### TAREFAS PROPOSTAS
1: Responda com base no trecho:
(a) Em que cemitério Eduardo Campos foi enterrado?
(b) Quem era o afilhado político que, segundo Renata, o partido precisava eleger?
(c) Quantos eleitores tem o estado de São Paulo?
2: Repita do trecho, sem nenhuma alteração, tudo o que vai de "O encontro daquela" até "viagens de campanha.".

### TRECHO SELECIONADO
--------

FAZIA MENOS DE 17 horas que Eduardo Campos havia sido enterrado no Cemitério de Santo Amaro, quando a viúva Renata Campos adentrou, acompanhada dos filhos, no salão da Blue Angel Recepções, no Derby, área central do Recife. A área coberta de 2
mil metros quadrados estava apinhada de militantes do PSB que se espremiam para
ouvir o primeiro pronunciamento da ex-primeira-dama após o acidente aéreo do Cessna.
Renata não falaria à toa. Ela estava lá para dar o recado de que, após a morte do marido, era preciso empenho redobrado do partido para conseguir eleger o afilhado político Paulo Câmara, um neófito desconhecido do eleitorado. “Como participei a vida toda de campanhas, não será diferente nessa. Pelo contrário, tenho a sensação de que tenho que participar por dois”, discursou Renata para uma multidão histérica, que implorava para que ela aceitasse ser vice de Marina Silva.
O encontro daquela manhã havia sido marcado por Eduardo Campos, que esperava estar no Recife naquele dia 18 de agosto, aniversário de Renata. Desde que se mudara para São Paulo, logo após oficializar a candidatura à Presidência, o ex-governador fazia visitas periódicas a Pernambuco para ficar próximo da família. A mudança para São Paulo tinha objetivo estratégico na disputa presidencial, já que o estado é o maior colégio eleitoral do País – com 31,9 milhões de eleitores, concentra 22% dos votos. Além disso, Campos havia se instalado em um flat próximo ao Aeroporto de Congonhas, o que facilitava as viagens de campanha.
Paulo e Eduardo em campanha. Foto: Rodrigo Lôbo/JC Imagem.

--------

Listagens de coordenadas de caixas
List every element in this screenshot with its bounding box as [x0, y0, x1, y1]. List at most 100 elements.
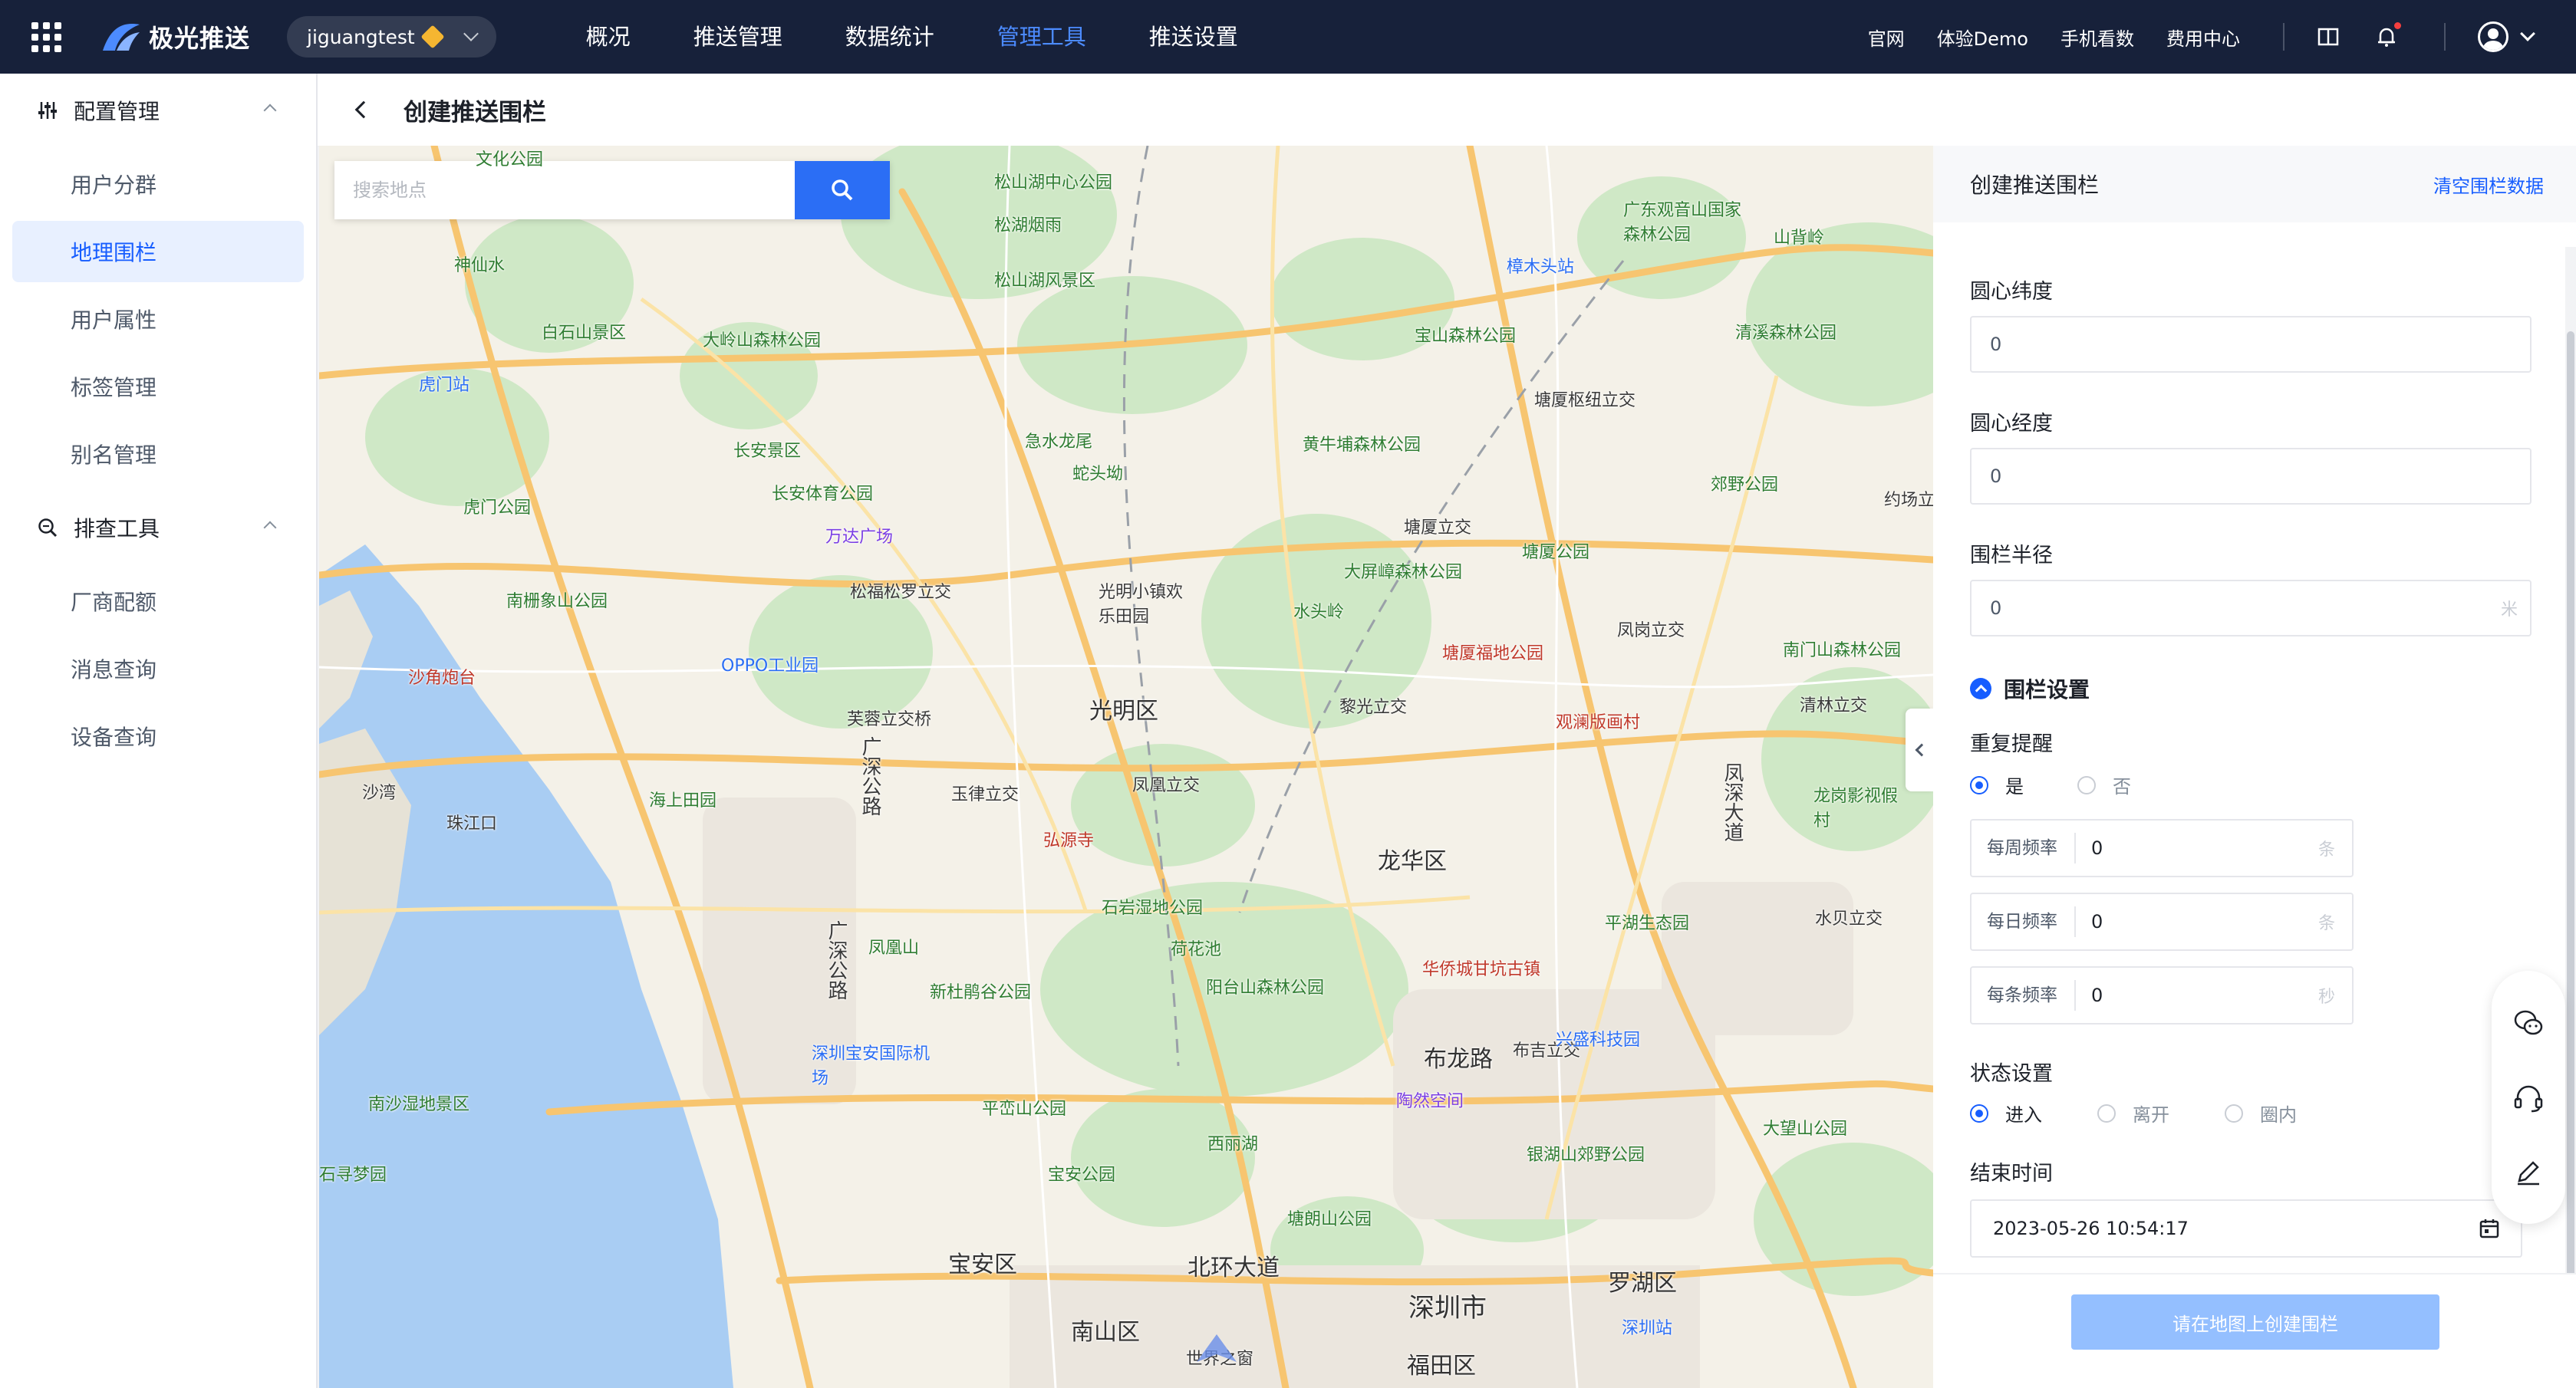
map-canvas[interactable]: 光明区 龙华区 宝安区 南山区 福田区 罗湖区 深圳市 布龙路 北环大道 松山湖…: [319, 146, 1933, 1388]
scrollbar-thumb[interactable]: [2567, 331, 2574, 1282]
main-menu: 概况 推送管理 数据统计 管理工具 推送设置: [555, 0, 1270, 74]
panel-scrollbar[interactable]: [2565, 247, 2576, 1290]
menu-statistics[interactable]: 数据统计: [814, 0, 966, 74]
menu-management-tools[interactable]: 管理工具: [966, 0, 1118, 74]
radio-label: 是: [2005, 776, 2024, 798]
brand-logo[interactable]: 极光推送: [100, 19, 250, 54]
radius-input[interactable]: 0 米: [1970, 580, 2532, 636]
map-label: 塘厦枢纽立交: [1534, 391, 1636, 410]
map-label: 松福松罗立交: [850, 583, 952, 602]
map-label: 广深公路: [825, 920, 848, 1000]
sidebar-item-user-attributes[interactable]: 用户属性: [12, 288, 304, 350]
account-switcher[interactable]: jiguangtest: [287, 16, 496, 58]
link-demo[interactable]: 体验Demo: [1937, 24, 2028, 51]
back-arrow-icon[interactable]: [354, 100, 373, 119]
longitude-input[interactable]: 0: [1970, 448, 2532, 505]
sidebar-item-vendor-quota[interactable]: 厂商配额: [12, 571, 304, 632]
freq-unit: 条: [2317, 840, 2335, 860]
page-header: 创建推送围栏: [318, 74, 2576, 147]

--------

### RESPOSTAS DAS TAREFAS
1:
(a) No Cemitério de Santo Amaro.
(b) Paulo Câmara.
(c) 31,9 milhões de eleitores.

2:
O encontro daquela manhã havia sido marcado por Eduardo Campos, que esperava estar no Recife naquele dia 18 de agosto, aniversário de Renata. Desde que se mudara para São Paulo, logo após oficializar a candidatura à Presidência, o ex-governador fazia visitas periódicas a Pernambuco para ficar próximo da família. A mudança para São Paulo tinha objetivo estratégico na disputa presidencial, já que o estado é o maior colégio eleitoral do País – com 31,9 milhões de eleitores, concentra 22% dos votos. Além disso, Campos havia se instalado em um flat próximo ao Aeroporto de Congonhas, o que facilitava as viagens de campanha.